Passage shown
BEGIN
Festivals throughout the Year
Celebrating seasonal festivals is an important part of the curriculum at A Child’s Nature. From an autumn candle-lit lantern walk to a spring play driving away King Winter; from a mid-winter visit by Saint Nicholas to a mid-summer wishing bonfire—the children enjoy being part of the cycle of the year. Instead of abstract multiculturalism, we like to celebrate the diversity living in our community, playing Hanukah games with Jewish friends and teachers, tasting Orthodox Easter food with a Russian child, or welcoming in the the new Year of the Dragon led by a Chinese family.
The festivals are often combined with a Family Soup Night, adding to the community feeling. We also participate in wider-community events, such as the Milford Pumpkin Festival and some Pine Hill Waldorf School celebrations.
Waldorf Festivals - Cycle of the Year
Michaelmas (Fall Equinox)
Michaelmas is the festival of Saint Michael, the Archangel who cast Lucifer out of Heaven. The legend of Saint George and the Dragon is often told at this time. Michaelmas comes at the fall equinox and so is a time of change. After a more relaxed summer, the brisk weather calls out a renewed energy. It can be a time of gathering harvests and gathering inner strength to overcome challenges, conquering the dragons in life.
A Child's Nature families and teachers join Pine Hill for their Michaelmas celebration. Our children dress up in golden capes of courage, watch Pine Hill's all-school pageant about conquering a Dragon, and enjoy a snack at the big school. Then we return to our play yard for some outdoor work, such as planting bulbs, and play.
END
Stored rows
BEGIN
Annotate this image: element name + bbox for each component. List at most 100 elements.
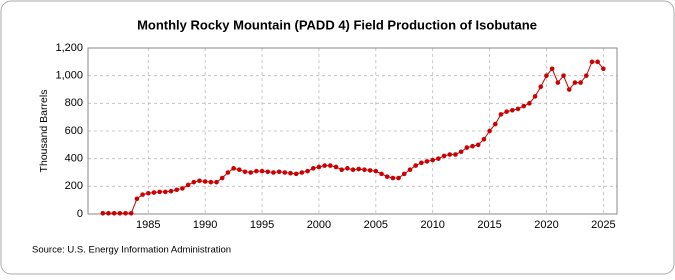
data-point	[328, 163, 333, 168]
data-point	[578, 80, 583, 85]
y-axis-label: Thousand Barrels	[38, 90, 50, 173]
data-point	[555, 80, 561, 85]
x-tick-label: 2000	[307, 219, 331, 231]
data-point	[441, 153, 447, 159]
data-point	[310, 166, 316, 171]
x-tick-label: 2005	[364, 219, 388, 231]
data-point	[316, 164, 322, 170]
data-point	[111, 211, 117, 216]
data-point	[538, 84, 544, 90]
y-tick-label: 0	[77, 208, 83, 220]
data-point	[481, 137, 487, 142]
data-point	[419, 160, 424, 166]
data-point	[566, 87, 572, 92]
data-point	[572, 80, 578, 85]
data-point	[544, 73, 549, 78]
data-point	[299, 170, 305, 175]
data-point	[492, 121, 498, 127]
y-tick-label: 800	[65, 97, 83, 109]
data-point	[589, 59, 595, 65]
data-point	[185, 182, 191, 188]
x-tick-label: 1985	[136, 219, 160, 231]
data-point	[458, 149, 464, 155]
data-point	[293, 171, 299, 177]
data-point	[470, 143, 475, 149]
x-tick-label: 2015	[477, 219, 501, 231]
data-point	[407, 167, 413, 173]
data-point	[174, 187, 180, 193]
data-point	[549, 66, 555, 72]
data-point	[333, 164, 339, 170]
data-point	[157, 189, 162, 195]
data-point	[532, 94, 538, 99]
data-point	[510, 107, 515, 113]
x-tick-label: 2025	[591, 219, 615, 231]
x-tick-label: 1995	[250, 219, 274, 231]
data-point	[248, 170, 253, 175]
data-point	[322, 163, 327, 168]
y-tick-label: 400	[65, 153, 83, 165]
data-point	[145, 190, 151, 196]
data-point	[106, 211, 111, 216]
data-point	[276, 169, 282, 175]
data-point	[424, 159, 430, 164]
y-tick-label: 600	[65, 125, 83, 137]
data-point	[231, 166, 236, 171]
data-point	[362, 167, 367, 173]
data-point	[140, 192, 145, 197]
data-point	[401, 171, 407, 177]
data-point	[527, 101, 532, 106]
data-point	[123, 211, 128, 216]
y-tick-label: 200	[65, 180, 83, 192]
data-point	[242, 169, 248, 175]
data-point	[373, 168, 379, 174]
x-tick-label: 1990	[193, 219, 217, 231]
chart-title: Monthly Rocky Mountain (PADD 4) Field Pr…	[137, 17, 537, 32]
data-point	[345, 166, 350, 171]
data-point	[504, 109, 509, 114]
data-point	[390, 175, 396, 181]
data-point	[237, 167, 242, 173]
data-point	[214, 179, 219, 185]
data-point	[379, 171, 384, 177]
data-point	[339, 167, 344, 173]
data-point	[282, 170, 288, 175]
data-point	[254, 168, 259, 174]
data-point	[225, 170, 231, 175]
data-point	[595, 59, 600, 65]
data-point	[219, 175, 225, 181]
data-point	[367, 168, 373, 173]
data-point	[583, 73, 589, 78]
data-point	[197, 178, 202, 184]
x-tick-label: 2020	[534, 219, 558, 231]
data-point	[464, 145, 470, 150]
data-point	[601, 66, 606, 72]
data-point	[134, 196, 140, 202]
data-point	[259, 168, 265, 174]
plot-border	[87, 47, 618, 215]
data-point	[453, 152, 458, 157]
data-point	[117, 211, 123, 216]
data-point	[180, 186, 185, 191]
data-point	[356, 166, 362, 172]
data-point	[498, 112, 504, 117]
data-point	[288, 170, 293, 176]
y-tick-label: 1,000	[55, 70, 83, 82]
data-point	[487, 128, 492, 134]
data-point	[430, 157, 436, 163]
data-point	[163, 189, 168, 195]
x-tick-label: 2010	[420, 219, 444, 231]
data-point	[350, 167, 356, 173]
data-point	[265, 169, 271, 175]
data-point	[396, 175, 401, 181]
data-point	[128, 211, 134, 216]
data-point	[191, 179, 197, 185]
data-point	[515, 106, 521, 112]
data-point	[168, 188, 174, 194]
data-point	[475, 142, 481, 148]
data-point	[561, 73, 566, 78]
data-point	[436, 156, 441, 161]
data-point	[208, 179, 214, 185]
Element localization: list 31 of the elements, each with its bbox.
END
Problems to work on
1) According to the passage on seasonal festivals, what do the children dress up in for the Michaelmas celebration?
2) Copy the passage on seasonal festivals word for word between "Waldorf Festivals - Cycle" and "bulbs, and play.", inclusive.
3) Proceed with the passage on seasonal festivals, picking up right after its final sentence.

Final answers
1) Golden capes of courage.

2)
Waldorf Festivals - Cycle of the Year
Michaelmas (Fall Equinox)
Michaelmas is the festival of Saint Michael, the Archangel who cast Lucifer out of Heaven. The legend of Saint George and the Dragon is often told at this time. Michaelmas comes at the fall equinox and so is a time of change. After a more relaxed summer, the brisk weather calls out a renewed energy. It can be a time of gathering harvests and gathering inner strength to overcome challenges, conquering the dragons in life.
A Child's Nature families and teachers join Pine Hill for their Michaelmas celebration. Our children dress up in golden capes of courage, watch Pine Hill's all-school pageant about conquering a Dragon, and enjoy a snack at the big school. Then we return to our play yard for some outdoor work, such as planting bulbs, and play.

3)
“A knight and a lady went riding one day, Far into the forest, away, away.
Fair knight said the lady, 'I pray have a care, This forest is evil beware,beware.'
A firery red dragon they sped on the grass. The lady wept sorely, alias , alas.
The knight slew the dragon, the lady was gay. They rode on together, away, away.”
The Story of Saint Martin and Our Lantern Walk
Saint Martin’s story is one of transformation. The festival honoring Martin is traditionally on November 11th, and it is fitting that this is also the day Americans celebrate their Veterans, for Martin was also a soldier. He was a Roman guard who saw the light of Christianity, “Love thy neighbor as thyself,” which in turn changed his perspectives and actions. When he found a beggar by the roadside chilled with cold, Martin tore his own wool cape in two to give half to warm the beggar.
With our lanterns, we celebrate by walking through the darkness singing. Our lanterns represent the divine spark in every human being; we must protect this “spark” form being extinguished. We are protecting our own little flame from winter darkness. This beacon of light is symbolic for many cultures and a caring gesture toward our Earth, as we approach the darkness of winter and have but a small light to guide us. When kept aglow, warmth, hope and love will prevail.
In the spirit of caring for our neighbors, we also like to collect food for those in need at this time of year.
“This little light of mine, I’m gonna to let it shine.
Let it shine let it shine, let it shine. . .”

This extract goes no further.